#### AUFGABENSTELLUNG
Schreib den Text über den Klimawandel in der Schweiz ab „Schweiz vom Klimawandel“ und weiter bis einschließlich „das heutige Mailand.“ neu. Ersetze dabei „Mailand“ durch „Lugano“.

#### VORGEGEBENER TEXT
§
Tessiner Sommer: Das gibt es künftig auch nördlich des Gotthards.

Bild: Alessandro Crinari/ Keystone/TI-Press

Der globale Klimawandel ist längst angekommen in den Millionen von Wohnungen in der Schweiz. Zuletzt wurden deshalb bereits doppelt so viele Ventilatoren verkauft wie fünf Jahre zuvor. Doch eine neue Studie des Beratungsbüros Wüest Partner führt nun in aller Deutlichkeit vor Augen: Mit Ventilatoren ist es nicht getan, auch nicht mit mehr konventionellen Klimaanlagen.

«Der Schweizer Immobilienpark ist für den anhaltenden Klimawandel noch bei weitem nicht gewappnet», heisst es in der Studie. Um all die Wohnungen tauglich zu machen für den noch bevorstehenden Anstieg der Temperaturen, braucht es gemäss Studie ein Umdenken: «Wir werden anders bauen, planen und renovieren müssen.»

Schweiz vom Klimawandel besonders betroffen

Die Schweiz wird keine wohltemperierte Insel sein, wenn die Welt auf dem aktuellen Weg bleibt. Dieser führt hin zu einer Wärme, wie es sie laut Internationalem Währungsfonds seit Millionen von Jahren nicht gegeben hat. In der Schweiz wird es eher heisser als im globalen Mittel. Von 1864 bis 2017 gingen hierzulande die Jahrestemperaturen um 2 Grad hoch – im globalen Mittel war es halb so viel. Geht die Entwicklung so weiter, wird zum Beispiel das Zürich des Jahres 2050 ein Klima haben wie das heutige Mailand.
§
(Layout-Datensätze)
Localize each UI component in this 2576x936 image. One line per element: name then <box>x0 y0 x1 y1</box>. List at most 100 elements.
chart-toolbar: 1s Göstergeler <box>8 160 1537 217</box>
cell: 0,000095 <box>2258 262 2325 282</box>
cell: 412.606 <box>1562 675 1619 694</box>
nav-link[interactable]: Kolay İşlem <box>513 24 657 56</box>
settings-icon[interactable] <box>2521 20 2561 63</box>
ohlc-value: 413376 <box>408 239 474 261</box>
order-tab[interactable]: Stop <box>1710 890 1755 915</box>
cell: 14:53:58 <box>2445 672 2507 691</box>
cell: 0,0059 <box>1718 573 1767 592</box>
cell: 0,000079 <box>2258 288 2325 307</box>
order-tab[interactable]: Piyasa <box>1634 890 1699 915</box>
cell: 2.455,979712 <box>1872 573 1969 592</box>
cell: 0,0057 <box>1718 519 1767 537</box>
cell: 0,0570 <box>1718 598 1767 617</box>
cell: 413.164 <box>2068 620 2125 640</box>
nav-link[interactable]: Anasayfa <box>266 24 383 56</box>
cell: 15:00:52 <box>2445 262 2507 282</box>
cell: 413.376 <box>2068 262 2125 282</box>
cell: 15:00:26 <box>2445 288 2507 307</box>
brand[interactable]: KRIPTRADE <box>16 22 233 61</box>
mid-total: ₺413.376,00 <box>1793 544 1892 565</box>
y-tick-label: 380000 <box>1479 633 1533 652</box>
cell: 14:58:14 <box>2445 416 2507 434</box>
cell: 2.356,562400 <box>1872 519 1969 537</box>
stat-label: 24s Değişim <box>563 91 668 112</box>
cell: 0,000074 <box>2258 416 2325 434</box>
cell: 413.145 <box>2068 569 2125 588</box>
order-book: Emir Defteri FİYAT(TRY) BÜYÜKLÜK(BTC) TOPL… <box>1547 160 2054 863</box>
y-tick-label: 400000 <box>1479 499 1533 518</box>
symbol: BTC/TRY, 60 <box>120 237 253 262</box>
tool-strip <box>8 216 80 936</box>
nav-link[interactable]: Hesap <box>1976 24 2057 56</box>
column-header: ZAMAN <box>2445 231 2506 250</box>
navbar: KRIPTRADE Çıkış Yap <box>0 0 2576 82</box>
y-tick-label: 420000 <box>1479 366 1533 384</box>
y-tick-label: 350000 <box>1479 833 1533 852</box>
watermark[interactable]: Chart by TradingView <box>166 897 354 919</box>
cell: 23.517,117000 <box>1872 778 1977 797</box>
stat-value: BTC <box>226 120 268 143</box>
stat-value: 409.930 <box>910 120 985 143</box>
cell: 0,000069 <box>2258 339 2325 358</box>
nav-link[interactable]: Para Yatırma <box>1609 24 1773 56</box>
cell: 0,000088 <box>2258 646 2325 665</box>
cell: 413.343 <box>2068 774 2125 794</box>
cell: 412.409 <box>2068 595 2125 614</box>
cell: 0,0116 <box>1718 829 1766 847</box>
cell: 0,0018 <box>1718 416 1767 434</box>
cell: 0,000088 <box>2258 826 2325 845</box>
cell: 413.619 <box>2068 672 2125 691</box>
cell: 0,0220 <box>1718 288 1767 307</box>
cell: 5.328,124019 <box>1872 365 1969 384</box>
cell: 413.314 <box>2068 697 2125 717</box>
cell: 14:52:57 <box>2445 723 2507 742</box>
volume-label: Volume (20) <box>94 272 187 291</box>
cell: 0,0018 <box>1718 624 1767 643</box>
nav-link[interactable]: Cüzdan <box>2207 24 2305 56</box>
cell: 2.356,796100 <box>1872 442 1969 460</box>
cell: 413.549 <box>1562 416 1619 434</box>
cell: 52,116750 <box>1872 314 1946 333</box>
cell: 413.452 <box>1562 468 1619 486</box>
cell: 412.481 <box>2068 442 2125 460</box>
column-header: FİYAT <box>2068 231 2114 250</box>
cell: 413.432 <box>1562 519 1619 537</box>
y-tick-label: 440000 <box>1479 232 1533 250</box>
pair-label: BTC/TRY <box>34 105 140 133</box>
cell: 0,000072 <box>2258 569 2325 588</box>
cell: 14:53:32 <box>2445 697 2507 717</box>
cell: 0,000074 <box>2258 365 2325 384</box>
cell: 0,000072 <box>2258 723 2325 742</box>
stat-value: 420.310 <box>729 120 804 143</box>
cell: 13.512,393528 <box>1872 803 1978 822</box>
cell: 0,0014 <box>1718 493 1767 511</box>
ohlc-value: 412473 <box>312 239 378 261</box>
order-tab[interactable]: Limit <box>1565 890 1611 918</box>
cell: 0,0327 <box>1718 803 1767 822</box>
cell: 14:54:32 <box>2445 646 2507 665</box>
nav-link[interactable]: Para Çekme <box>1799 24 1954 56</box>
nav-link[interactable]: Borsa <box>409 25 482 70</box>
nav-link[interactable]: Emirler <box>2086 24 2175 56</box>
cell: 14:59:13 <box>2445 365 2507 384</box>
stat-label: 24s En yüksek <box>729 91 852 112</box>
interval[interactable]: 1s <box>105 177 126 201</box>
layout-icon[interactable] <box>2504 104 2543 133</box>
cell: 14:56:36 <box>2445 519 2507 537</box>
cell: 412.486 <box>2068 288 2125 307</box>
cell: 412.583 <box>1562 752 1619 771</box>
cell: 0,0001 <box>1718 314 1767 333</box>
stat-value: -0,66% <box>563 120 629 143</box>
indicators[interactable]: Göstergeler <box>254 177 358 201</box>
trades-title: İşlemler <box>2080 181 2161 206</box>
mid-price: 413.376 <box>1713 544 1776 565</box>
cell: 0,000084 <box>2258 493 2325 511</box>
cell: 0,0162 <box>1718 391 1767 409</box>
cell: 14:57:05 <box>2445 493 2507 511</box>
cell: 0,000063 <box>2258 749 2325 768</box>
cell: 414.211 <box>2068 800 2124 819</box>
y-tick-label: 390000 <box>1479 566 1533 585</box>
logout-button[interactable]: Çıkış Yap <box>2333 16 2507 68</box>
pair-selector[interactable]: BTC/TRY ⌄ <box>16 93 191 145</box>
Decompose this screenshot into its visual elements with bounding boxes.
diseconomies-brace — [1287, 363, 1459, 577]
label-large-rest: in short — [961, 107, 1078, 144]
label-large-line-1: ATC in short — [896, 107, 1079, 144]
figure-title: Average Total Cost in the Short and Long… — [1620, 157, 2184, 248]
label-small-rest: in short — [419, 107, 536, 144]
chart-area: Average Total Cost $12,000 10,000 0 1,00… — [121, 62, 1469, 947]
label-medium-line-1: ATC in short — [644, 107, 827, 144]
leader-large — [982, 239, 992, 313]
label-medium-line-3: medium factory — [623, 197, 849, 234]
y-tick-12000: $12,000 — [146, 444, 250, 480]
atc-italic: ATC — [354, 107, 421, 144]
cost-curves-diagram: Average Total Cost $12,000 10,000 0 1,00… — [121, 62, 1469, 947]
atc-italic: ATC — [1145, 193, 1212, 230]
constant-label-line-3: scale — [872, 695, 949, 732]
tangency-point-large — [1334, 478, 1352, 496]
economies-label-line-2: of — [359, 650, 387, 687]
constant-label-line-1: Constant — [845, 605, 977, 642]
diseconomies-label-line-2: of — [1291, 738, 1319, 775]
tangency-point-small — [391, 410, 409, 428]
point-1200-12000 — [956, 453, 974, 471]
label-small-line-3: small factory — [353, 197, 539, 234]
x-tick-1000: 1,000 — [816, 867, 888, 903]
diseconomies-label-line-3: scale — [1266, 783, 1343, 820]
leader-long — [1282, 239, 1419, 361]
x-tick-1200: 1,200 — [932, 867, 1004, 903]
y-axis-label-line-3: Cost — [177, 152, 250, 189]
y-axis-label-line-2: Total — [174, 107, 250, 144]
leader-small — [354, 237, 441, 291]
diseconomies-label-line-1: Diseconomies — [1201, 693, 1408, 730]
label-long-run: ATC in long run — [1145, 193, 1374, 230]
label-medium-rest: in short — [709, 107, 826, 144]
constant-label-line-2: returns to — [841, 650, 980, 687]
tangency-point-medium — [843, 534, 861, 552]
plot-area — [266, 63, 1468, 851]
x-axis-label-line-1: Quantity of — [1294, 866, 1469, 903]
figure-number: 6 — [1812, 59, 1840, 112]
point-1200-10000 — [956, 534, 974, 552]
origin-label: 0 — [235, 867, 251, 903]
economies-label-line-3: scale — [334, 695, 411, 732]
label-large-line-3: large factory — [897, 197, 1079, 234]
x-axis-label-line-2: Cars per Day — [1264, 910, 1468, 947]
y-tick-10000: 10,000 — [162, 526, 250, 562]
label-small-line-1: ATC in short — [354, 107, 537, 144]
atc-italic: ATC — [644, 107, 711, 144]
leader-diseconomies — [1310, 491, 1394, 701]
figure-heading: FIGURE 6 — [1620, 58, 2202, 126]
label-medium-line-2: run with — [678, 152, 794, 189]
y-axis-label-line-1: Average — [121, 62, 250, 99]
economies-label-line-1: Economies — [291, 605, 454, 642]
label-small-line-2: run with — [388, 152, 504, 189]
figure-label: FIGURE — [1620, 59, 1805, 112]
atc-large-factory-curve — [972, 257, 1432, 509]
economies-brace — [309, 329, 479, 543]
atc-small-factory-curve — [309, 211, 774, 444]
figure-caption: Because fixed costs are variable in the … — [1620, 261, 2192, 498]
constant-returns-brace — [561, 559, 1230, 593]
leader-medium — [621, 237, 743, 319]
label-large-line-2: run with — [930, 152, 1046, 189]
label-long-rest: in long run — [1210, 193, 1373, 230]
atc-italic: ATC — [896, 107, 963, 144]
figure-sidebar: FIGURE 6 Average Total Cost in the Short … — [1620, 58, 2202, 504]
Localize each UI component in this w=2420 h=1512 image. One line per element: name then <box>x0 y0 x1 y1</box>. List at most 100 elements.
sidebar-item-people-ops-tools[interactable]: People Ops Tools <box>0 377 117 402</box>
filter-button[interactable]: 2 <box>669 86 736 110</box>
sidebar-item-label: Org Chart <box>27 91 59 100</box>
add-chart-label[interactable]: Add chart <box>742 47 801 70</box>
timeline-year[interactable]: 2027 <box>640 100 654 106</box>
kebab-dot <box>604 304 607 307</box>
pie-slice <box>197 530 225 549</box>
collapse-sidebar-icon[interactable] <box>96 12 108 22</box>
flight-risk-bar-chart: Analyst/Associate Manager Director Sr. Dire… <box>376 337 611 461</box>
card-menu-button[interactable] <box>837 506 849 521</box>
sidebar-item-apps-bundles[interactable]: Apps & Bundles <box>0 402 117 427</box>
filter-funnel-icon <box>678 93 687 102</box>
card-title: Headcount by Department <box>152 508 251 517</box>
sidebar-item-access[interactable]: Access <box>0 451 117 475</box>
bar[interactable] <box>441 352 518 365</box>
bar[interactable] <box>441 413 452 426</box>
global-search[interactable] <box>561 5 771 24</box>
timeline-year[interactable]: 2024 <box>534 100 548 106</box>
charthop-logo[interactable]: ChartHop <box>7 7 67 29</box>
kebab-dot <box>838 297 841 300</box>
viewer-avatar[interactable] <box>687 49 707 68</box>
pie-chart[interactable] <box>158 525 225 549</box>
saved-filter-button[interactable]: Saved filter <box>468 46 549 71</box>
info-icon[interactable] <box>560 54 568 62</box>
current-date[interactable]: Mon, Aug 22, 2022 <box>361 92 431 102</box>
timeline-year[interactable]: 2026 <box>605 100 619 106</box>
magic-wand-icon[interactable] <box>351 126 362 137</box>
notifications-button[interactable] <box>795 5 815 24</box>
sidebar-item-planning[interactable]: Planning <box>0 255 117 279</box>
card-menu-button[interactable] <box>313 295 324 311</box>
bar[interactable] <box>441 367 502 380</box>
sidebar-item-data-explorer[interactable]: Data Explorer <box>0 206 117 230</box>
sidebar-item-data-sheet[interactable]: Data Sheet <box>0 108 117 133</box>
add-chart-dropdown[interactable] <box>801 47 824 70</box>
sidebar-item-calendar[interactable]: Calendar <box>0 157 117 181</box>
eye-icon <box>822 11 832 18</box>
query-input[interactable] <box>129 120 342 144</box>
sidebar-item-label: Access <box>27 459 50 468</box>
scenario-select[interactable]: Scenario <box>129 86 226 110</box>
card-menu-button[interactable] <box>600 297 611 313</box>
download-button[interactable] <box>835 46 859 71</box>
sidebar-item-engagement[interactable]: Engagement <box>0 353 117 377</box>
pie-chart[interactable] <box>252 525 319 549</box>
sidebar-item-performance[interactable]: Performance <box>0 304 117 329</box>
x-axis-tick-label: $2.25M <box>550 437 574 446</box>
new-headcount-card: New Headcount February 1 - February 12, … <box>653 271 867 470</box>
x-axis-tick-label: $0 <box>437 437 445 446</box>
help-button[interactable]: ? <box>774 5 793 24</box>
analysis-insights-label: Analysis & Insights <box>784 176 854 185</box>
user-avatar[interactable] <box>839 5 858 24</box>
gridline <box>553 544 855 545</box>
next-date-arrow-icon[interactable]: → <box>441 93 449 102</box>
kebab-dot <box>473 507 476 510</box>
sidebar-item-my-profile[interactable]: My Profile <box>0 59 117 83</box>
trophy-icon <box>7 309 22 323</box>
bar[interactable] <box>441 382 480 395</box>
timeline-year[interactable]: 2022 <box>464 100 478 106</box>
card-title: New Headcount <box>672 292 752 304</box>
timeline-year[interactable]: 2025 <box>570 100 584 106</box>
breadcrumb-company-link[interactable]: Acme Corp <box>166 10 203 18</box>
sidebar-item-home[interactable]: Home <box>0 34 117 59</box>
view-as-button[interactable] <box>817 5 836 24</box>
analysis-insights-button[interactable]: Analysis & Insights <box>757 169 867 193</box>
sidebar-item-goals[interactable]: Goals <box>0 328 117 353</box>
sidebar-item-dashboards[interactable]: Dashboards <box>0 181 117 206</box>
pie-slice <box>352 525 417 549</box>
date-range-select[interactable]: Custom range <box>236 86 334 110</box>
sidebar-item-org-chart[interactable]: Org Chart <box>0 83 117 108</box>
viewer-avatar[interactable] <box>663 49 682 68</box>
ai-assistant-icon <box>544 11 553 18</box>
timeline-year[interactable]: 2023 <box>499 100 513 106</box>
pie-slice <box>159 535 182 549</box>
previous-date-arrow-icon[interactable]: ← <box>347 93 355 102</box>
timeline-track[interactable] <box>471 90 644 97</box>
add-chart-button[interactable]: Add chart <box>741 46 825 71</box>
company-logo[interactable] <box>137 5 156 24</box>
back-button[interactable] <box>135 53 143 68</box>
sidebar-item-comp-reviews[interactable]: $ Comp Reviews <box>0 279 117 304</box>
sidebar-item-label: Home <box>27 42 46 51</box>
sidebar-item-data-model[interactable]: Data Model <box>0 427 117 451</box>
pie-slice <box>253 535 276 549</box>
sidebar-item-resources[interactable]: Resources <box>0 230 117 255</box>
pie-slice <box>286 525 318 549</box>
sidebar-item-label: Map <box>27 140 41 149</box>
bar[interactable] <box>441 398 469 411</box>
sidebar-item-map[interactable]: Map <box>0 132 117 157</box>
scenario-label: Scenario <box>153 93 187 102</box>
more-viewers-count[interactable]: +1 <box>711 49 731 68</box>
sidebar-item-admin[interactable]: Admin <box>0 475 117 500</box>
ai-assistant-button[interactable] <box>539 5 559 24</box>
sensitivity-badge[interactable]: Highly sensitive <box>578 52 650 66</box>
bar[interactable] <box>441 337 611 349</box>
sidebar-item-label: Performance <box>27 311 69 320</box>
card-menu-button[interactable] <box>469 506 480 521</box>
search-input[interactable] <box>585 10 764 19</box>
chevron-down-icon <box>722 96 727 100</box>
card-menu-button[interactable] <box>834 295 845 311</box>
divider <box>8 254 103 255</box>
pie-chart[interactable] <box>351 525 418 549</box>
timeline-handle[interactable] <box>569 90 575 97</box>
§
#### LÖSUNG
Schweiz vom Klimawandel besonders betroffen

Die Schweiz wird keine wohltemperierte Insel sein, wenn die Welt auf dem aktuellen Weg bleibt. Dieser führt hin zu einer Wärme, wie es sie laut Internationalem Währungsfonds seit Millionen von Jahren nicht gegeben hat. In der Schweiz wird es eher heisser als im globalen Mittel. Von 1864 bis 2017 gingen hierzulande die Jahrestemperaturen um 2 Grad hoch – im globalen Mittel war es halb so viel. Geht die Entwicklung so weiter, wird zum Beispiel das Zürich des Jahres 2050 ein Klima haben wie das heutige Lugano.